→ **OBJECTIVE**
In the ParaM project page, which project is called the best-known work on compiling MATLAB?

→ **SUPPLIED TEXT**

Start

ParaM: Parallelizing and Optimizing MATLAB
Introduction
This project uses MATLAB (and its open-source counterpart, Octave) as an example language to study optimizations that might benefit scripting languages, and specifically those that are used for computationally-intensive programming.
Perhaps the best known work on compiling MATLAB is the FALCON project at UIUC. Unfortunately, that work has been inactive for more than 10 years. In the mean time, MATLAB has evolved tremendously, as a language as well as in terms of its runtime and library support. MATLAB now has a (rapidly evolving) Just-In-Time (JIT) compiler, operating on the proprietary byte-code that MATLAB parser produces. The libraries have been improved, and many have been parallelized. With the Parallel Programming and Distributed Computing Toolboxes MATLAB now also has support for directly writing parallel programs, albeit in a somewhat restricted way.
Even with a byte-code JIT and enhanced libraries performance of MATLAB code is no match for a well-written Fortran or C program, indicating potential for improving MATLAB code. The ParaM effort is aimed at exploiting some of this potential.
Goals
One area that we have identified as critically important is memory optimizations. Our studies indicate potential for improving the memory behavior at the source-level that might be extremely difficult, if not impossible, to leverage at the byte-code or library-level. On modern multi-core machines more and more applications are memory-bound, making the traditional models of algorithmic complexity of very limited use in estimating the performance on real machines. We are currently researching a theoretical model, based on defining reuse distances at the source-level, to enable more accurate estimation of compiler optimizations on modern machines. We will use this research to inform the MATLAB / Octave to C compiler, called ParaM, which we are developing.
Funded by NSF, award CCF-0811703

End

→ **DATA SHOWN**
Start

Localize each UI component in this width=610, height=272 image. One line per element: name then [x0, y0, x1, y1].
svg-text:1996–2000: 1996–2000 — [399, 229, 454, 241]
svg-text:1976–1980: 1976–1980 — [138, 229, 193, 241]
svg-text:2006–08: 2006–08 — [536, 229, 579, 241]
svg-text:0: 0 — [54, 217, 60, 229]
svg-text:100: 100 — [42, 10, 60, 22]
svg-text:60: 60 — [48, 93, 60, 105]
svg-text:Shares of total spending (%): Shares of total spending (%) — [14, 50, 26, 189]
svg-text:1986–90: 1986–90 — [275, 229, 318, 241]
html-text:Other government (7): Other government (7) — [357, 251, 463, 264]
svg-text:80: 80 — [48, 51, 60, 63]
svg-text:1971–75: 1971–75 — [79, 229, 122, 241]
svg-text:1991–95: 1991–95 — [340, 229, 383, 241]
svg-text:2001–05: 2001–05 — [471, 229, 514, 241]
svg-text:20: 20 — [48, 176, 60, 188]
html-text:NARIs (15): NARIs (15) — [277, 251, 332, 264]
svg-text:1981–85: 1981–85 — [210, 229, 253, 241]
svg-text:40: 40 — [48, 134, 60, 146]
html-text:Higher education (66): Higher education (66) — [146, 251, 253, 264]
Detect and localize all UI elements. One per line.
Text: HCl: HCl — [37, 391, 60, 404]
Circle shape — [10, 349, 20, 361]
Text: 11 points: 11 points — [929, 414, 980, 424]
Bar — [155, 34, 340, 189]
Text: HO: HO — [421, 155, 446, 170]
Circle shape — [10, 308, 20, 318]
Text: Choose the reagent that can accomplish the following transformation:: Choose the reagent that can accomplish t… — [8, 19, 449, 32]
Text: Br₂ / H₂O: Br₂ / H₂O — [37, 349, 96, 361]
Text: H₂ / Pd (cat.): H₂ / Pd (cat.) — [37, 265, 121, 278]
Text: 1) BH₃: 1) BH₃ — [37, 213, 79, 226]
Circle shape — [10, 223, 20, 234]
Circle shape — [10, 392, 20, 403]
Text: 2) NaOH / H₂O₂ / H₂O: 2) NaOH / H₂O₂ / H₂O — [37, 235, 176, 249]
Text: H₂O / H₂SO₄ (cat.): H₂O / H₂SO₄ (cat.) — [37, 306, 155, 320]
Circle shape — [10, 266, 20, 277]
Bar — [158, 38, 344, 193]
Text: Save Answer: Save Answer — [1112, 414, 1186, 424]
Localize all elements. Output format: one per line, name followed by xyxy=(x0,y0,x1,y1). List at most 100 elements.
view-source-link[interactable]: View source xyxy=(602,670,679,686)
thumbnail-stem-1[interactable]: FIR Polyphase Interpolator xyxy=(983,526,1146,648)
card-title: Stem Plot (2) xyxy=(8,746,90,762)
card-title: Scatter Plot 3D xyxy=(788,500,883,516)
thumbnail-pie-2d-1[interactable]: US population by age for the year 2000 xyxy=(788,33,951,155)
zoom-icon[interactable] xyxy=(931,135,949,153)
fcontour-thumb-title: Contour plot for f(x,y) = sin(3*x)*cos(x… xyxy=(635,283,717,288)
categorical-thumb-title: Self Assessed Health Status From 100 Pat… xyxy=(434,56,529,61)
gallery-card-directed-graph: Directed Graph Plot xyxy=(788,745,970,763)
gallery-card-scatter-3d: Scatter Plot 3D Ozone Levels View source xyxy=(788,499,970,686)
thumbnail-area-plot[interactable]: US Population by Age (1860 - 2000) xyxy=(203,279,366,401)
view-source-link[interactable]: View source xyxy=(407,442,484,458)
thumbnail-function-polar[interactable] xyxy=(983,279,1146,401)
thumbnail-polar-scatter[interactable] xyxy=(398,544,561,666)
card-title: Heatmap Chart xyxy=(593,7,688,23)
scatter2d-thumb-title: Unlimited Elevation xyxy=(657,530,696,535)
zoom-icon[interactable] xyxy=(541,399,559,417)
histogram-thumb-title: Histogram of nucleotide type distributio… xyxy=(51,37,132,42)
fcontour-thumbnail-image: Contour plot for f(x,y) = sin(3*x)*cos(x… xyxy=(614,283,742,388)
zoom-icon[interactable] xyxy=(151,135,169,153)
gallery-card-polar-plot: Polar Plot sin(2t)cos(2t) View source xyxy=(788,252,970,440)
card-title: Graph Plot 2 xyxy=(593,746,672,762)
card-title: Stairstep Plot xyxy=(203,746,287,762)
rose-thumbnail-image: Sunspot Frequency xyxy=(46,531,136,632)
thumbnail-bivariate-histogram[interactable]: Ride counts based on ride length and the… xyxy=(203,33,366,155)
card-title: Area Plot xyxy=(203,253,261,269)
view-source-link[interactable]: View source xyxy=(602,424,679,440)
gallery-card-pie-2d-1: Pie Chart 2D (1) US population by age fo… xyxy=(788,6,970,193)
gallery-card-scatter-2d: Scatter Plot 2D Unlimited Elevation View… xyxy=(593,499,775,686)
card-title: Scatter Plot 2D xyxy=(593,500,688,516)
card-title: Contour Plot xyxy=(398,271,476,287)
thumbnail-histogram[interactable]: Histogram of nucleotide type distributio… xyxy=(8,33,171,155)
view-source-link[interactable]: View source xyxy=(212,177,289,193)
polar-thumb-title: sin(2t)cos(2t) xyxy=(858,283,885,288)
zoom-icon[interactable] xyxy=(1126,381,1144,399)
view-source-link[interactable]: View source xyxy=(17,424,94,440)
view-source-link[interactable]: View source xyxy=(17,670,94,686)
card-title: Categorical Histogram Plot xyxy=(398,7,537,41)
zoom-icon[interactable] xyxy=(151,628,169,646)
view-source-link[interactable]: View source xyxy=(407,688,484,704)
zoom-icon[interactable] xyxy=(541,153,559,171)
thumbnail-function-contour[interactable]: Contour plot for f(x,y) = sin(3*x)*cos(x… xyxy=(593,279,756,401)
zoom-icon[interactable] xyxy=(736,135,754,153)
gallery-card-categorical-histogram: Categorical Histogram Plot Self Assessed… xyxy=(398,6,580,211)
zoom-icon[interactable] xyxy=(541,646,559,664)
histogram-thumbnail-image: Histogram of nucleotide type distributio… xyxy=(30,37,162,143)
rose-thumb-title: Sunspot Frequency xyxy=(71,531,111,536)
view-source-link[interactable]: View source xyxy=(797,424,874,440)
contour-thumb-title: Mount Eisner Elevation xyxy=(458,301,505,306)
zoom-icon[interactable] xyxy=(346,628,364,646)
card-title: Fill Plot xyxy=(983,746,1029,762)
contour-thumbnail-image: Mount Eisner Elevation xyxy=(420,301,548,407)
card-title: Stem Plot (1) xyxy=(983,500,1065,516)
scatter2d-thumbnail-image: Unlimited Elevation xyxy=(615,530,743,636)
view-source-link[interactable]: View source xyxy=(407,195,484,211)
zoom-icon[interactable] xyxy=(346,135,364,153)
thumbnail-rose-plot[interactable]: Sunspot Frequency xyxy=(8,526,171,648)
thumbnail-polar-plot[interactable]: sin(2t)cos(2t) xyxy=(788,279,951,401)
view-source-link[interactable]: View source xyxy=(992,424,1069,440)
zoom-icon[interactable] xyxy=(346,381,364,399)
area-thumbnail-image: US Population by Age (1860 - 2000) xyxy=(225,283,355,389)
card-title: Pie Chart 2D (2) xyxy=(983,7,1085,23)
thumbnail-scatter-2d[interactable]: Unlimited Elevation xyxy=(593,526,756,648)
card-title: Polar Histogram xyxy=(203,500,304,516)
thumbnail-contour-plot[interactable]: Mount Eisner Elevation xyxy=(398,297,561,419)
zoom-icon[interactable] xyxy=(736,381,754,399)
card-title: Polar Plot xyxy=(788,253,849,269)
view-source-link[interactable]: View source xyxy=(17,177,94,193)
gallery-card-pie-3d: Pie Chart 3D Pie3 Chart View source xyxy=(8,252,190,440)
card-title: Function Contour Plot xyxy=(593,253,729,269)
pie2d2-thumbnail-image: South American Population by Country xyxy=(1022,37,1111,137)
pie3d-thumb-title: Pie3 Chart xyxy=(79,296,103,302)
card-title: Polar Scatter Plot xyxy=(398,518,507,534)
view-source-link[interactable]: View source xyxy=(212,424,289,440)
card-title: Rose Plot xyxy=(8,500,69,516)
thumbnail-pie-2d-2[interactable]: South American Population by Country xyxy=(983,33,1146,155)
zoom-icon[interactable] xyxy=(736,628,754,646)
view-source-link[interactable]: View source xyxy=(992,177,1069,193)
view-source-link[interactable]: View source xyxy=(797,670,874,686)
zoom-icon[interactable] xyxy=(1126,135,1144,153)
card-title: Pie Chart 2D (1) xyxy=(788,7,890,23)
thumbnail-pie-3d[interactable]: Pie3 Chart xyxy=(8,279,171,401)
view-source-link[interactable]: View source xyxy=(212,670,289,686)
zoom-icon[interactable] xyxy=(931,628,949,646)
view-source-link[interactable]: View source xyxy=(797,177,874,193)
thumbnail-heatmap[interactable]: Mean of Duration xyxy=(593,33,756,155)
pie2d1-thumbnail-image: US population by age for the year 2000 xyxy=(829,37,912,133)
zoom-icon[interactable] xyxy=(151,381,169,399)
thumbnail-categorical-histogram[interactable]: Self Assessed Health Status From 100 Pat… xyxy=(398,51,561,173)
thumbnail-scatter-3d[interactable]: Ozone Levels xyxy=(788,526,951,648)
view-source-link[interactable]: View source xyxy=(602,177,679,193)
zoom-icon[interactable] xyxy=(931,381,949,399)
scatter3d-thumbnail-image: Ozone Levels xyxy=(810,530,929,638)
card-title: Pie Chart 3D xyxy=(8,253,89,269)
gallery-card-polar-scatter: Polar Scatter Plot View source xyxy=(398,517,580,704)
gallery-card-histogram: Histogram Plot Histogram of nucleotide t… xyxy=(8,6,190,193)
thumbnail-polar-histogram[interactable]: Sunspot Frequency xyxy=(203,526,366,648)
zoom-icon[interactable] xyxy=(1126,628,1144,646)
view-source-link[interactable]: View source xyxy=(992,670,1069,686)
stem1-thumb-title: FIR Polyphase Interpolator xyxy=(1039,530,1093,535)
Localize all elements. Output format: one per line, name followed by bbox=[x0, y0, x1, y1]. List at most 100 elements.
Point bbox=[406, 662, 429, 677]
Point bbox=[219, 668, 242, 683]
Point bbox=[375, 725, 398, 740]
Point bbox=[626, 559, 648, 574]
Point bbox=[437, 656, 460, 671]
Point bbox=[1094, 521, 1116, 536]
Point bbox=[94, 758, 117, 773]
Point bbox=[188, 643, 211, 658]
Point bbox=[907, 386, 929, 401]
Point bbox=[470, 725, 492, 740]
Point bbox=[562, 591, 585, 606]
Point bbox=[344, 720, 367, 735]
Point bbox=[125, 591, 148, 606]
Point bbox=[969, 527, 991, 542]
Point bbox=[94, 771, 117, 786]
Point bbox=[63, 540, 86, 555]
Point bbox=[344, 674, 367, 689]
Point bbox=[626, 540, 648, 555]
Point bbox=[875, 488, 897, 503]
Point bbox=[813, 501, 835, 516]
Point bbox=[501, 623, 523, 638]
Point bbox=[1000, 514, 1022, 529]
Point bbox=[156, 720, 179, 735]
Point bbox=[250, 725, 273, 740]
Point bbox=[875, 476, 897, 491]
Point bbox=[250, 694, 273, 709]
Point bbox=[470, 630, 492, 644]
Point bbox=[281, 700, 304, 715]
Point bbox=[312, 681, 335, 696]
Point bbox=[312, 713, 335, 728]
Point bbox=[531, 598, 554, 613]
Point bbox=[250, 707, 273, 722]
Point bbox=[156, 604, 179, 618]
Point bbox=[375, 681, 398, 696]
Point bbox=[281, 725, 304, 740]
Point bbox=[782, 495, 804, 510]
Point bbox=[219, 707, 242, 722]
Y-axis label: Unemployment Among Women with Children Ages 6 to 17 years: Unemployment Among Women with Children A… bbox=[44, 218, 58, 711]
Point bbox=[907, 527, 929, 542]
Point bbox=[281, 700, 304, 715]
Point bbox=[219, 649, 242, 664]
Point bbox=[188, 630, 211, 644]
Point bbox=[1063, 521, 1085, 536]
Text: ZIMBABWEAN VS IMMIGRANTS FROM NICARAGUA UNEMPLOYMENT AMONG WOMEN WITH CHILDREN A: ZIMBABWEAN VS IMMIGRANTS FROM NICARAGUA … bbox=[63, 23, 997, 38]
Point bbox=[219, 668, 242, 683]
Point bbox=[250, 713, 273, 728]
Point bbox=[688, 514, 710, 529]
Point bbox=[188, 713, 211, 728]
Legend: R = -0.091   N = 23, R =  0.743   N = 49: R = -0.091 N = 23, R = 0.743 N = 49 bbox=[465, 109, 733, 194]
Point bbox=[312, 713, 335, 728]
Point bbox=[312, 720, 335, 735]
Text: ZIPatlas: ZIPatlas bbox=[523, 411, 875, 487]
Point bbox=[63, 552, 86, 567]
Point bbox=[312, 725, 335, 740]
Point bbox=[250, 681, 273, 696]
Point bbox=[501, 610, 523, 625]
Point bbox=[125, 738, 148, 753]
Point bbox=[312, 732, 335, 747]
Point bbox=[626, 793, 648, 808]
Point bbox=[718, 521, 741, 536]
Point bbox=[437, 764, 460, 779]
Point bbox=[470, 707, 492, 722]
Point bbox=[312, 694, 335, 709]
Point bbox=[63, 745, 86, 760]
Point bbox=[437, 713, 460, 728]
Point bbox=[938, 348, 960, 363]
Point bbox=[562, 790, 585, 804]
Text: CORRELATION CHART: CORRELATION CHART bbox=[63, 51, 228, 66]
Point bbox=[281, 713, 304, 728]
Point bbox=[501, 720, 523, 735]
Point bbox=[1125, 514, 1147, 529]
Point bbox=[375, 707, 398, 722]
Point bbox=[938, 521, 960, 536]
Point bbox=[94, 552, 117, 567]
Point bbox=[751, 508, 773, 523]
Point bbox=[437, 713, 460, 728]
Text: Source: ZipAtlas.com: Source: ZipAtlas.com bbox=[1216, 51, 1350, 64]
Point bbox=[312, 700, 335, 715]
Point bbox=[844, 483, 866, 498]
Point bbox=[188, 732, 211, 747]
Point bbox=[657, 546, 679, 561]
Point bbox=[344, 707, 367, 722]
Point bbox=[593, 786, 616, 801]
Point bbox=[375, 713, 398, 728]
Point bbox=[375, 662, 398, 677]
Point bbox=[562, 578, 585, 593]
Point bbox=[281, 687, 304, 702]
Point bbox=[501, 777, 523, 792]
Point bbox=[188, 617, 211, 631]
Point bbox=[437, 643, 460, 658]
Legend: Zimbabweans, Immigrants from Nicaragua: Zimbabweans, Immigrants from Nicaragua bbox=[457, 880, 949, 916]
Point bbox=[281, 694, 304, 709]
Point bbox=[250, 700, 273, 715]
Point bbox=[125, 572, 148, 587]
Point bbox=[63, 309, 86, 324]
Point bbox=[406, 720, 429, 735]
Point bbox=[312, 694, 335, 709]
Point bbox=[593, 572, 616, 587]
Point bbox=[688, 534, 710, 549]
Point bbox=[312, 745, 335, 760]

End

→ **ANSWER TO THE PROBLEM**
The FALCON project at UIUC.